* Exercise objective: No pictures should appear in the copy; otherwise retype the entries exactly.

* The data:
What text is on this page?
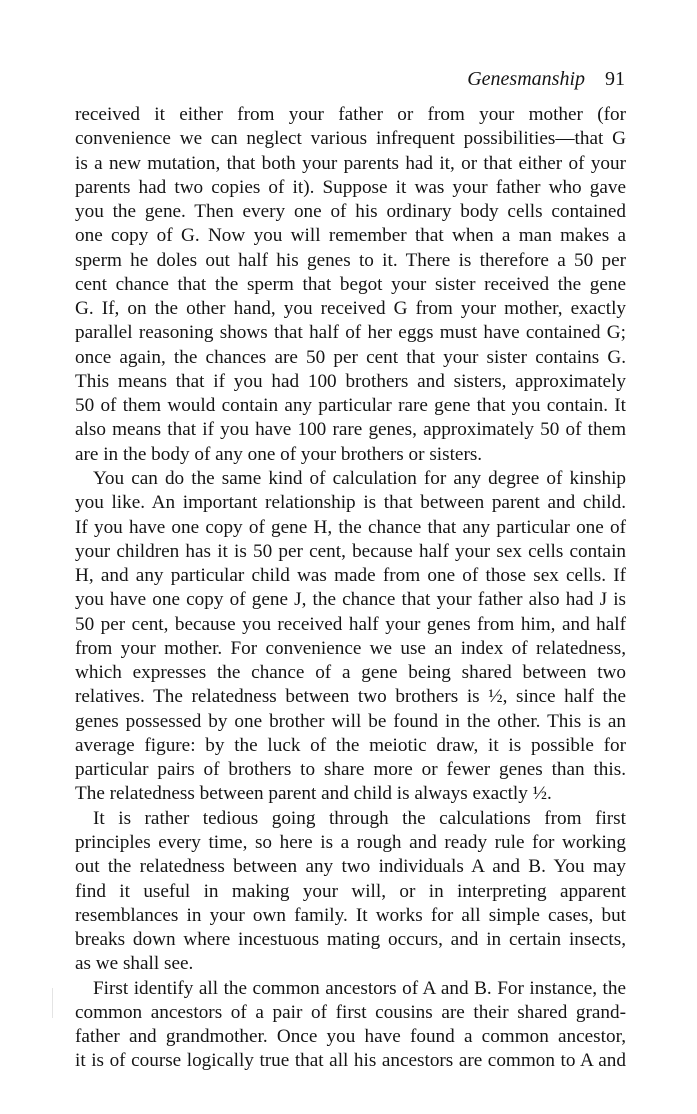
Genesmanship 91
received it either from your father or from your mother (for
convenience we can neglect various infrequent possibilities—that G
is a new mutation, that both your parents had it, or that either of your
parents had two copies of it). Suppose it was your father who gave
you the gene. Then every one of his ordinary body cells contained
one copy of G. Now you will remember that when a man makes a
sperm he doles out half his genes to it. There is therefore a 50 per
cent chance that the sperm that begot your sister received the gene
G. If, on the other hand, you received G from your mother, exactly
parallel reasoning shows that half of her eggs must have contained G;
once again, the chances are 50 per cent that your sister contains G.
This means that if you had 100 brothers and sisters, approximately
50 of them would contain any particular rare gene that you contain. It
also means that if you have 100 rare genes, approximately 50 of them
are in the body of any one of your brothers or sisters.
You can do the same kind of calculation for any degree of kinship
you like. An important relationship is that between parent and child.
If you have one copy of gene H, the chance that any particular one of
your children has it is 50 per cent, because half your sex cells contain
H, and any particular child was made from one of those sex cells. If
you have one copy of gene J, the chance that your father also had J is
50 per cent, because you received half your genes from him, and half
from your mother. For convenience we use an index of relatedness,
which expresses the chance of a gene being shared between two
relatives. The relatedness between two brothers is ½, since half the
genes possessed by one brother will be found in the other. This is an
average figure: by the luck of the meiotic draw, it is possible for
particular pairs of brothers to share more or fewer genes than this.
The relatedness between parent and child is always exactly ½.
It is rather tedious going through the calculations from first
principles every time, so here is a rough and ready rule for working
out the relatedness between any two individuals A and B. You may
find it useful in making your will, or in interpreting apparent
resemblances in your own family. It works for all simple cases, but
breaks down where incestuous mating occurs, and in certain insects,
as we shall see.
First identify all the common ancestors of A and B. For instance, the
common ancestors of a pair of first cousins are their shared grand-
father and grandmother. Once you have found a common ancestor,
it is of course logically true that all his ancestors are common to A and
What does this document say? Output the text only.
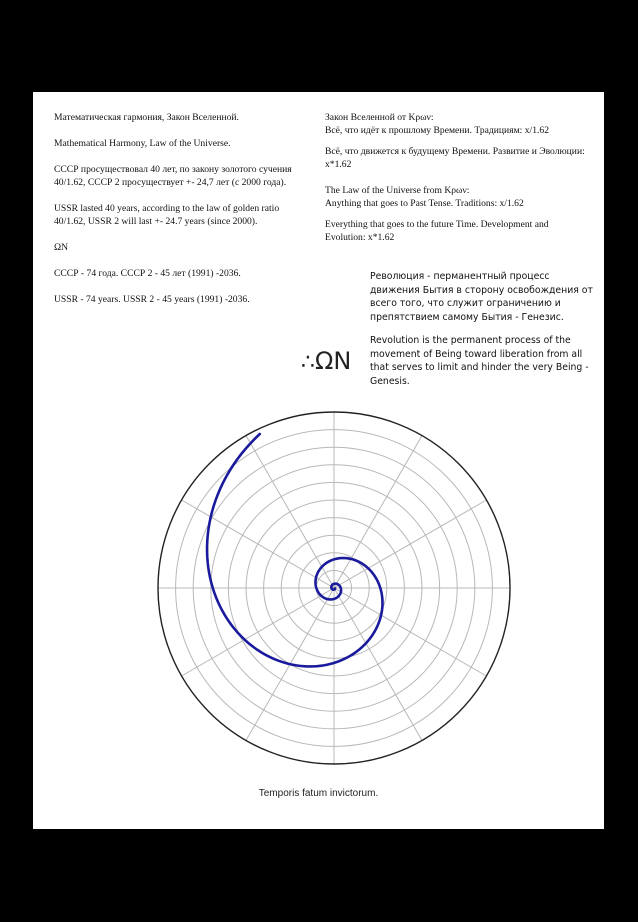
Математическая гармония, Закон Вселенной.

Mathematical Harmony, Law of the Universe.

СССР просуществовал 40 лет, по закону золотого сучения 40/1.62, СССР 2 просуществует +- 24,7 лет (с 2000 года).

USSR lasted 40 years, according to the law of golden ratio 40/1.62, USSR 2 will last +- 24.7 years (since 2000).

ΩN

СССР - 74 года. СССР 2 - 45 лет (1991) -2036.

USSR - 74 years. USSR 2 - 45 years (1991) -2036.

Закон Вселенной от Κρων:
Всё, что идёт к прошлому Времени. Традициям: x/1.62

Всё, что движется к будущему Времени. Развитие и Эволюции: x*1.62

The Law of the Universe from Κρων:
Anything that goes to Past Tense. Traditions: x/1.62

Everything that goes to the future Time. Development and Evolution: x*1.62

Революция - перманентный процесс движения Бытия в сторону освобождения от всего того, что служит ограничению и препятствием самому Бытия - Генезис.

Revolution is the permanent process of the movement of Being toward liberation from all that serves to limit and hinder the very Being - Genesis.

∴ΩN
Temporis fatum invictorum.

* Finished task:
What text is on this page?
Genesmanship 91
received it either from your father or from your mother (for
convenience we can neglect various infrequent possibilities—that G
is a new mutation, that both your parents had it, or that either of your
parents had two copies of it). Suppose it was your father who gave
you the gene. Then every one of his ordinary body cells contained
one copy of G. Now you will remember that when a man makes a
sperm he doles out half his genes to it. There is therefore a 50 per
cent chance that the sperm that begot your sister received the gene
G. If, on the other hand, you received G from your mother, exactly
parallel reasoning shows that half of her eggs must have contained G;
once again, the chances are 50 per cent that your sister contains G.
This means that if you had 100 brothers and sisters, approximately
50 of them would contain any particular rare gene that you contain. It
also means that if you have 100 rare genes, approximately 50 of them
are in the body of any one of your brothers or sisters.
You can do the same kind of calculation for any degree of kinship
you like. An important relationship is that between parent and child.
If you have one copy of gene H, the chance that any particular one of
your children has it is 50 per cent, because half your sex cells contain
H, and any particular child was made from one of those sex cells. If
you have one copy of gene J, the chance that your father also had J is
50 per cent, because you received half your genes from him, and half
from your mother. For convenience we use an index of relatedness,
which expresses the chance of a gene being shared between two
relatives. The relatedness between two brothers is ½, since half the
genes possessed by one brother will be found in the other. This is an
average figure: by the luck of the meiotic draw, it is possible for
particular pairs of brothers to share more or fewer genes than this.
The relatedness between parent and child is always exactly ½.
It is rather tedious going through the calculations from first
principles every time, so here is a rough and ready rule for working
out the relatedness between any two individuals A and B. You may
find it useful in making your will, or in interpreting apparent
resemblances in your own family. It works for all simple cases, but
breaks down where incestuous mating occurs, and in certain insects,
as we shall see.
First identify all the common ancestors of A and B. For instance, the
common ancestors of a pair of first cousins are their shared grand-
father and grandmother. Once you have found a common ancestor,
it is of course logically true that all his ancestors are common to A and
What does this document say? Output the text only.
Математическая гармония, Закон Вселенной.

Mathematical Harmony, Law of the Universe.

СССР просуществовал 40 лет, по закону золотого сучения 40/1.62, СССР 2 просуществует +- 24,7 лет (с 2000 года).

USSR lasted 40 years, according to the law of golden ratio 40/1.62, USSR 2 will last +- 24.7 years (since 2000).

ΩN

СССР - 74 года. СССР 2 - 45 лет (1991) -2036.

USSR - 74 years. USSR 2 - 45 years (1991) -2036.

Закон Вселенной от Κρων:
Всё, что идёт к прошлому Времени. Традициям: x/1.62

Всё, что движется к будущему Времени. Развитие и Эволюции: x*1.62

The Law of the Universe from Κρων:
Anything that goes to Past Tense. Traditions: x/1.62

Everything that goes to the future Time. Development and Evolution: x*1.62

Революция - перманентный процесс движения Бытия в сторону освобождения от всего того, что служит ограничению и препятствием самому Бытия - Генезис.

Revolution is the permanent process of the movement of Being toward liberation from all that serves to limit and hinder the very Being - Genesis.

∴ΩN
Temporis fatum invictorum.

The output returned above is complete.